Data section |
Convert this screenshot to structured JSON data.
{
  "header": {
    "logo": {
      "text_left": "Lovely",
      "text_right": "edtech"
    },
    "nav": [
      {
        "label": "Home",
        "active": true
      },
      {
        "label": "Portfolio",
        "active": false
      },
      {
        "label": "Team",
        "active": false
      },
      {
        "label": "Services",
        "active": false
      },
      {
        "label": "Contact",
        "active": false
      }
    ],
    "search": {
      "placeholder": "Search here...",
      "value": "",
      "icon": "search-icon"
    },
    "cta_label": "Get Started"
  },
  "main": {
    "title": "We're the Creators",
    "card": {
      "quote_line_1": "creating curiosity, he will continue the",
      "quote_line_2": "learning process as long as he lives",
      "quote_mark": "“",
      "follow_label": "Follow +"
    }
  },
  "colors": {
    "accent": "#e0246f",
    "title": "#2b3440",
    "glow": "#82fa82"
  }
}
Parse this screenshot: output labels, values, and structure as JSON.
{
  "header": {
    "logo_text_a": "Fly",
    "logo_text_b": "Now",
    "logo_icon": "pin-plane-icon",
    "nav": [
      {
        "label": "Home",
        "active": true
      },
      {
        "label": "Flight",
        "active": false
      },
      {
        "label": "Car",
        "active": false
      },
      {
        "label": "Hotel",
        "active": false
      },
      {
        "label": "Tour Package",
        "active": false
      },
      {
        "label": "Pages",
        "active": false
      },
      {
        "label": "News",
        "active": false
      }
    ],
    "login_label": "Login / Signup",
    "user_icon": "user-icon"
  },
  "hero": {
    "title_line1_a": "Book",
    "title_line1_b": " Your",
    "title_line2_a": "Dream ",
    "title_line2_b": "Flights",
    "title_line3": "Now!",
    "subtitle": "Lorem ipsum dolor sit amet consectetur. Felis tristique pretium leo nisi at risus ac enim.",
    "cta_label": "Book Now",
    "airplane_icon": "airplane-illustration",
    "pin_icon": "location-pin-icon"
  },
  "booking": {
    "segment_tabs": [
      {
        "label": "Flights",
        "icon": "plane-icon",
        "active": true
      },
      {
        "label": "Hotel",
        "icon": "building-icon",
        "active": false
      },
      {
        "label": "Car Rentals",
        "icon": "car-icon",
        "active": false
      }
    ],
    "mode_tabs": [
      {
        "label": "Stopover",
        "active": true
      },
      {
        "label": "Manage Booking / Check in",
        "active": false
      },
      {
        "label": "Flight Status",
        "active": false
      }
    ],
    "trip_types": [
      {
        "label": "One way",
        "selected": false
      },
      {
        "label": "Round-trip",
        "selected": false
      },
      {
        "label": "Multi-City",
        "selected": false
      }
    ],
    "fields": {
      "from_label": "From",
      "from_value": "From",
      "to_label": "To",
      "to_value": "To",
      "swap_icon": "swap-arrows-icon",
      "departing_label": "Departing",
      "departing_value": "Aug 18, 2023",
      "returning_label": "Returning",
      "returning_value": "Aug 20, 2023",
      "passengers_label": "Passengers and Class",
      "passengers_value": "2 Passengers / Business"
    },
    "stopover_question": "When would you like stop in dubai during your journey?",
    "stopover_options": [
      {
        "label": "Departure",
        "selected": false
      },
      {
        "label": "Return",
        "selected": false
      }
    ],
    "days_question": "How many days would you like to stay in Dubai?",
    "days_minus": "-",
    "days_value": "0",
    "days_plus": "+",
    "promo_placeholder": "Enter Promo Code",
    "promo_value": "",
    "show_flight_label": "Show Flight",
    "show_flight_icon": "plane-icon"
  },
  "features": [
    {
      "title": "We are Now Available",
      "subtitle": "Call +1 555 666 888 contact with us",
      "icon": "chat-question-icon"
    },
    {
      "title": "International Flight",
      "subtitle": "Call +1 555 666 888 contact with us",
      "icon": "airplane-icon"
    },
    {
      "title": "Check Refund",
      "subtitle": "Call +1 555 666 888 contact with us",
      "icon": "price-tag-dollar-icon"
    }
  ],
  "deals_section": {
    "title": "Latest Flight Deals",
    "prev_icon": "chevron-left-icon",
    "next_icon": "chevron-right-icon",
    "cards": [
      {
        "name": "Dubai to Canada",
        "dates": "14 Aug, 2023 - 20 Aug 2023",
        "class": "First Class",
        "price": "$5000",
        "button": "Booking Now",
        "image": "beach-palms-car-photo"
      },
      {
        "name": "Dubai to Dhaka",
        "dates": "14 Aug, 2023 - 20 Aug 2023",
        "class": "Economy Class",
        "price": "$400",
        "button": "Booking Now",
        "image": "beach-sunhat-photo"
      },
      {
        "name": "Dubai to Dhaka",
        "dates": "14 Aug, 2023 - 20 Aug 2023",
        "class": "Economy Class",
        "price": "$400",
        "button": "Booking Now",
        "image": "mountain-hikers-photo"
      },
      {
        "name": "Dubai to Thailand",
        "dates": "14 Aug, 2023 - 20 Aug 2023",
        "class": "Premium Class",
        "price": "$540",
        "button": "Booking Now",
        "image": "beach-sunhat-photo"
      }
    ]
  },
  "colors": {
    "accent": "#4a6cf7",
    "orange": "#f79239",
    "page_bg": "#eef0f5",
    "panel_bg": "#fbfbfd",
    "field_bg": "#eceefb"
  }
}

Task instructions | Every record above should be copied exactly.

Full answer |
Convert this screenshot to structured JSON data.
{
  "header": {
    "logo": {
      "text_left": "Lovely",
      "text_right": "edtech"
    },
    "nav": [
      {
        "label": "Home",
        "active": true
      },
      {
        "label": "Portfolio",
        "active": false
      },
      {
        "label": "Team",
        "active": false
      },
      {
        "label": "Services",
        "active": false
      },
      {
        "label": "Contact",
        "active": false
      }
    ],
    "search": {
      "placeholder": "Search here...",
      "value": "",
      "icon": "search-icon"
    },
    "cta_label": "Get Started"
  },
  "main": {
    "title": "We're the Creators",
    "card": {
      "quote_line_1": "creating curiosity, he will continue the",
      "quote_line_2": "learning process as long as he lives",
      "quote_mark": "“",
      "follow_label": "Follow +"
    }
  },
  "colors": {
    "accent": "#e0246f",
    "title": "#2b3440",
    "glow": "#82fa82"
  }
}
Parse this screenshot: output labels, values, and structure as JSON.
{
  "header": {
    "logo_text_a": "Fly",
    "logo_text_b": "Now",
    "logo_icon": "pin-plane-icon",
    "nav": [
      {
        "label": "Home",
        "active": true
      },
      {
        "label": "Flight",
        "active": false
      },
      {
        "label": "Car",
        "active": false
      },
      {
        "label": "Hotel",
        "active": false
      },
      {
        "label": "Tour Package",
        "active": false
      },
      {
        "label": "Pages",
        "active": false
      },
      {
        "label": "News",
        "active": false
      }
    ],
    "login_label": "Login / Signup",
    "user_icon": "user-icon"
  },
  "hero": {
    "title_line1_a": "Book",
    "title_line1_b": " Your",
    "title_line2_a": "Dream ",
    "title_line2_b": "Flights",
    "title_line3": "Now!",
    "subtitle": "Lorem ipsum dolor sit amet consectetur. Felis tristique pretium leo nisi at risus ac enim.",
    "cta_label": "Book Now",
    "airplane_icon": "airplane-illustration",
    "pin_icon": "location-pin-icon"
  },
  "booking": {
    "segment_tabs": [
      {
        "label": "Flights",
        "icon": "plane-icon",
        "active": true
      },
      {
        "label": "Hotel",
        "icon": "building-icon",
        "active": false
      },
      {
        "label": "Car Rentals",
        "icon": "car-icon",
        "active": false
      }
    ],
    "mode_tabs": [
      {
        "label": "Stopover",
        "active": true
      },
      {
        "label": "Manage Booking / Check in",
        "active": false
      },
      {
        "label": "Flight Status",
        "active": false
      }
    ],
    "trip_types": [
      {
        "label": "One way",
        "selected": false
      },
      {
        "label": "Round-trip",
        "selected": false
      },
      {
        "label": "Multi-City",
        "selected": false
      }
    ],
    "fields": {
      "from_label": "From",
      "from_value": "From",
      "to_label": "To",
      "to_value": "To",
      "swap_icon": "swap-arrows-icon",
      "departing_label": "Departing",
      "departing_value": "Aug 18, 2023",
      "returning_label": "Returning",
      "returning_value": "Aug 20, 2023",
      "passengers_label": "Passengers and Class",
      "passengers_value": "2 Passengers / Business"
    },
    "stopover_question": "When would you like stop in dubai during your journey?",
    "stopover_options": [
      {
        "label": "Departure",
        "selected": false
      },
      {
        "label": "Return",
        "selected": false
      }
    ],
    "days_question": "How many days would you like to stay in Dubai?",
    "days_minus": "-",
    "days_value": "0",
    "days_plus": "+",
    "promo_placeholder": "Enter Promo Code",
    "promo_value": "",
    "show_flight_label": "Show Flight",
    "show_flight_icon": "plane-icon"
  },
  "features": [
    {
      "title": "We are Now Available",
      "subtitle": "Call +1 555 666 888 contact with us",
      "icon": "chat-question-icon"
    },
    {
      "title": "International Flight",
      "subtitle": "Call +1 555 666 888 contact with us",
      "icon": "airplane-icon"
    },
    {
      "title": "Check Refund",
      "subtitle": "Call +1 555 666 888 contact with us",
      "icon": "price-tag-dollar-icon"
    }
  ],
  "deals_section": {
    "title": "Latest Flight Deals",
    "prev_icon": "chevron-left-icon",
    "next_icon": "chevron-right-icon",
    "cards": [
      {
        "name": "Dubai to Canada",
        "dates": "14 Aug, 2023 - 20 Aug 2023",
        "class": "First Class",
        "price": "$5000",
        "button": "Booking Now",
        "image": "beach-palms-car-photo"
      },
      {
        "name": "Dubai to Dhaka",
        "dates": "14 Aug, 2023 - 20 Aug 2023",
        "class": "Economy Class",
        "price": "$400",
        "button": "Booking Now",
        "image": "beach-sunhat-photo"
      },
      {
        "name": "Dubai to Dhaka",
        "dates": "14 Aug, 2023 - 20 Aug 2023",
        "class": "Economy Class",
        "price": "$400",
        "button": "Booking Now",
        "image": "mountain-hikers-photo"
      },
      {
        "name": "Dubai to Thailand",
        "dates": "14 Aug, 2023 - 20 Aug 2023",
        "class": "Premium Class",
        "price": "$540",
        "button": "Booking Now",
        "image": "beach-sunhat-photo"
      }
    ]
  },
  "colors": {
    "accent": "#4a6cf7",
    "orange": "#f79239",
    "page_bg": "#eef0f5",
    "panel_bg": "#fbfbfd",
    "field_bg": "#eceefb"
  }
}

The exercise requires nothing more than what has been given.